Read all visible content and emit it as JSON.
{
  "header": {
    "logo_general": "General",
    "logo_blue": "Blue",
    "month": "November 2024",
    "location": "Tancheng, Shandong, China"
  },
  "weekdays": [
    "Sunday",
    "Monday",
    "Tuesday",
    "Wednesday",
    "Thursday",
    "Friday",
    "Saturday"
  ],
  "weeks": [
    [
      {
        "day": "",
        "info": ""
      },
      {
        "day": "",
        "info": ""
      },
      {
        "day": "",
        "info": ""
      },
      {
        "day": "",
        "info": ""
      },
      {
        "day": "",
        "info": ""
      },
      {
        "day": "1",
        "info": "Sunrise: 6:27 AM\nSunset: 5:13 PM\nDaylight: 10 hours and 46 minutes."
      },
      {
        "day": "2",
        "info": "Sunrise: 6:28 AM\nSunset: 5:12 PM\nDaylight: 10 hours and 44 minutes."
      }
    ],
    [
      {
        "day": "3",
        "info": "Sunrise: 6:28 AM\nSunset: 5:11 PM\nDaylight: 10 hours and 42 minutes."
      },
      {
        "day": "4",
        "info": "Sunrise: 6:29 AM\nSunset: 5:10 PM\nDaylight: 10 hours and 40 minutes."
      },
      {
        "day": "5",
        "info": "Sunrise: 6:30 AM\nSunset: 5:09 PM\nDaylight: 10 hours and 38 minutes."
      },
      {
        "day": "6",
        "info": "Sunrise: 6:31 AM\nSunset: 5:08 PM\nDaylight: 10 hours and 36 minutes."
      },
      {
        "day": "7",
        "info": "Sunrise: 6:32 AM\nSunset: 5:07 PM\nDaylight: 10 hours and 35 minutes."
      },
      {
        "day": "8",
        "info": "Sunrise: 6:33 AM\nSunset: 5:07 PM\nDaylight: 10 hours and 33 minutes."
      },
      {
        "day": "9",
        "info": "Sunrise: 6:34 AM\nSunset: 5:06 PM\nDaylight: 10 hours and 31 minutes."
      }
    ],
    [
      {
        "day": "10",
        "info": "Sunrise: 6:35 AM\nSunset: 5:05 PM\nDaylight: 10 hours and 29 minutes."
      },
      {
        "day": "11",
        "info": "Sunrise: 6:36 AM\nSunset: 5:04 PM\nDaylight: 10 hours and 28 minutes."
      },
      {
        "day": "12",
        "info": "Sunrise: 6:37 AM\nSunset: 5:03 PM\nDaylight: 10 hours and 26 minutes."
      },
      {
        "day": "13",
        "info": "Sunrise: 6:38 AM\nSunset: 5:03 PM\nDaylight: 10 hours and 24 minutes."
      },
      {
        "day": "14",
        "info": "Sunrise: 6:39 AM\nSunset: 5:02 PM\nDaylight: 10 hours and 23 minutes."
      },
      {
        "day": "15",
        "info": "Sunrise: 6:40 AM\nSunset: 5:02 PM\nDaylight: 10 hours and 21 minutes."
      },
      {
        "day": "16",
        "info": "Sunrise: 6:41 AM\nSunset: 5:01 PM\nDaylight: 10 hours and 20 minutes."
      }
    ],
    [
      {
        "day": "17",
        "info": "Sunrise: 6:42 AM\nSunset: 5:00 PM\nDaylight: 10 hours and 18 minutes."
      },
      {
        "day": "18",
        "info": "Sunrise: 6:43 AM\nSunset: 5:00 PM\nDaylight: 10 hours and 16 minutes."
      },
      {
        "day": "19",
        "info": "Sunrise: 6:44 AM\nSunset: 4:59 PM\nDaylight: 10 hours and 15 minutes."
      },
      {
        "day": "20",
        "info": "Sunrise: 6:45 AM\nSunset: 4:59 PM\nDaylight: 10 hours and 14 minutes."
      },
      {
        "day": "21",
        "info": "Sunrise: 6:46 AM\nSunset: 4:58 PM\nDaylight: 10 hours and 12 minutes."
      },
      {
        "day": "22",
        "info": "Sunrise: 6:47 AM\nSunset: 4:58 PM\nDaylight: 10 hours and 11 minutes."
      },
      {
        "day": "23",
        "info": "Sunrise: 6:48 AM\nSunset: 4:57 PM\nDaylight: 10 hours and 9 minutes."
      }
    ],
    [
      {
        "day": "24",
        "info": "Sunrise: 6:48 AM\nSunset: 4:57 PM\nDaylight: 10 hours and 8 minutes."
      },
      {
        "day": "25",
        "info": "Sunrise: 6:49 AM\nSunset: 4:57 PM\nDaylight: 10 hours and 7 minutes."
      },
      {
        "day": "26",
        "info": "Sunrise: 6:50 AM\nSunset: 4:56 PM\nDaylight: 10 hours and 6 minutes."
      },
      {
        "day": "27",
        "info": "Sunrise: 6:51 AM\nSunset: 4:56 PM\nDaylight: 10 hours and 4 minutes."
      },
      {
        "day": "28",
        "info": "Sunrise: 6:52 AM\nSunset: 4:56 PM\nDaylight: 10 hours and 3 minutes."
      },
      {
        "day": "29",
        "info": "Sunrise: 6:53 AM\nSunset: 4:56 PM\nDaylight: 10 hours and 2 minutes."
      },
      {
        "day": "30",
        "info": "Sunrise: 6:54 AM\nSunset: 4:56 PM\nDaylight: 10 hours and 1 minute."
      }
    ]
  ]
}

============================================================

• Task brief: Make an exact copy of the material above.

• Answer to this exercise:
Read all visible content and emit it as JSON.
{
  "header": {
    "logo_general": "General",
    "logo_blue": "Blue",
    "month": "November 2024",
    "location": "Tancheng, Shandong, China"
  },
  "weekdays": [
    "Sunday",
    "Monday",
    "Tuesday",
    "Wednesday",
    "Thursday",
    "Friday",
    "Saturday"
  ],
  "weeks": [
    [
      {
        "day": "",
        "info": ""
      },
      {
        "day": "",
        "info": ""
      },
      {
        "day": "",
        "info": ""
      },
      {
        "day": "",
        "info": ""
      },
      {
        "day": "",
        "info": ""
      },
      {
        "day": "1",
        "info": "Sunrise: 6:27 AM\nSunset: 5:13 PM\nDaylight: 10 hours and 46 minutes."
      },
      {
        "day": "2",
        "info": "Sunrise: 6:28 AM\nSunset: 5:12 PM\nDaylight: 10 hours and 44 minutes."
      }
    ],
    [
      {
        "day": "3",
        "info": "Sunrise: 6:28 AM\nSunset: 5:11 PM\nDaylight: 10 hours and 42 minutes."
      },
      {
        "day": "4",
        "info": "Sunrise: 6:29 AM\nSunset: 5:10 PM\nDaylight: 10 hours and 40 minutes."
      },
      {
        "day": "5",
        "info": "Sunrise: 6:30 AM\nSunset: 5:09 PM\nDaylight: 10 hours and 38 minutes."
      },
      {
        "day": "6",
        "info": "Sunrise: 6:31 AM\nSunset: 5:08 PM\nDaylight: 10 hours and 36 minutes."
      },
      {
        "day": "7",
        "info": "Sunrise: 6:32 AM\nSunset: 5:07 PM\nDaylight: 10 hours and 35 minutes."
      },
      {
        "day": "8",
        "info": "Sunrise: 6:33 AM\nSunset: 5:07 PM\nDaylight: 10 hours and 33 minutes."
      },
      {
        "day": "9",
        "info": "Sunrise: 6:34 AM\nSunset: 5:06 PM\nDaylight: 10 hours and 31 minutes."
      }
    ],
    [
      {
        "day": "10",
        "info": "Sunrise: 6:35 AM\nSunset: 5:05 PM\nDaylight: 10 hours and 29 minutes."
      },
      {
        "day": "11",
        "info": "Sunrise: 6:36 AM\nSunset: 5:04 PM\nDaylight: 10 hours and 28 minutes."
      },
      {
        "day": "12",
        "info": "Sunrise: 6:37 AM\nSunset: 5:03 PM\nDaylight: 10 hours and 26 minutes."
      },
      {
        "day": "13",
        "info": "Sunrise: 6:38 AM\nSunset: 5:03 PM\nDaylight: 10 hours and 24 minutes."
      },
      {
        "day": "14",
        "info": "Sunrise: 6:39 AM\nSunset: 5:02 PM\nDaylight: 10 hours and 23 minutes."
      },
      {
        "day": "15",
        "info": "Sunrise: 6:40 AM\nSunset: 5:02 PM\nDaylight: 10 hours and 21 minutes."
      },
      {
        "day": "16",
        "info": "Sunrise: 6:41 AM\nSunset: 5:01 PM\nDaylight: 10 hours and 20 minutes."
      }
    ],
    [
      {
        "day": "17",
        "info": "Sunrise: 6:42 AM\nSunset: 5:00 PM\nDaylight: 10 hours and 18 minutes."
      },
      {
        "day": "18",
        "info": "Sunrise: 6:43 AM\nSunset: 5:00 PM\nDaylight: 10 hours and 16 minutes."
      },
      {
        "day": "19",
        "info": "Sunrise: 6:44 AM\nSunset: 4:59 PM\nDaylight: 10 hours and 15 minutes."
      },
      {
        "day": "20",
        "info": "Sunrise: 6:45 AM\nSunset: 4:59 PM\nDaylight: 10 hours and 14 minutes."
      },
      {
        "day": "21",
        "info": "Sunrise: 6:46 AM\nSunset: 4:58 PM\nDaylight: 10 hours and 12 minutes."
      },
      {
        "day": "22",
        "info": "Sunrise: 6:47 AM\nSunset: 4:58 PM\nDaylight: 10 hours and 11 minutes."
      },
      {
        "day": "23",
        "info": "Sunrise: 6:48 AM\nSunset: 4:57 PM\nDaylight: 10 hours and 9 minutes."
      }
    ],
    [
      {
        "day": "24",
        "info": "Sunrise: 6:48 AM\nSunset: 4:57 PM\nDaylight: 10 hours and 8 minutes."
      },
      {
        "day": "25",
        "info": "Sunrise: 6:49 AM\nSunset: 4:57 PM\nDaylight: 10 hours and 7 minutes."
      },
      {
        "day": "26",
        "info": "Sunrise: 6:50 AM\nSunset: 4:56 PM\nDaylight: 10 hours and 6 minutes."
      },
      {
        "day": "27",
        "info": "Sunrise: 6:51 AM\nSunset: 4:56 PM\nDaylight: 10 hours and 4 minutes."
      },
      {
        "day": "28",
        "info": "Sunrise: 6:52 AM\nSunset: 4:56 PM\nDaylight: 10 hours and 3 minutes."
      },
      {
        "day": "29",
        "info": "Sunrise: 6:53 AM\nSunset: 4:56 PM\nDaylight: 10 hours and 2 minutes."
      },
      {
        "day": "30",
        "info": "Sunrise: 6:54 AM\nSunset: 4:56 PM\nDaylight: 10 hours and 1 minute."
      }
    ]
  ]
}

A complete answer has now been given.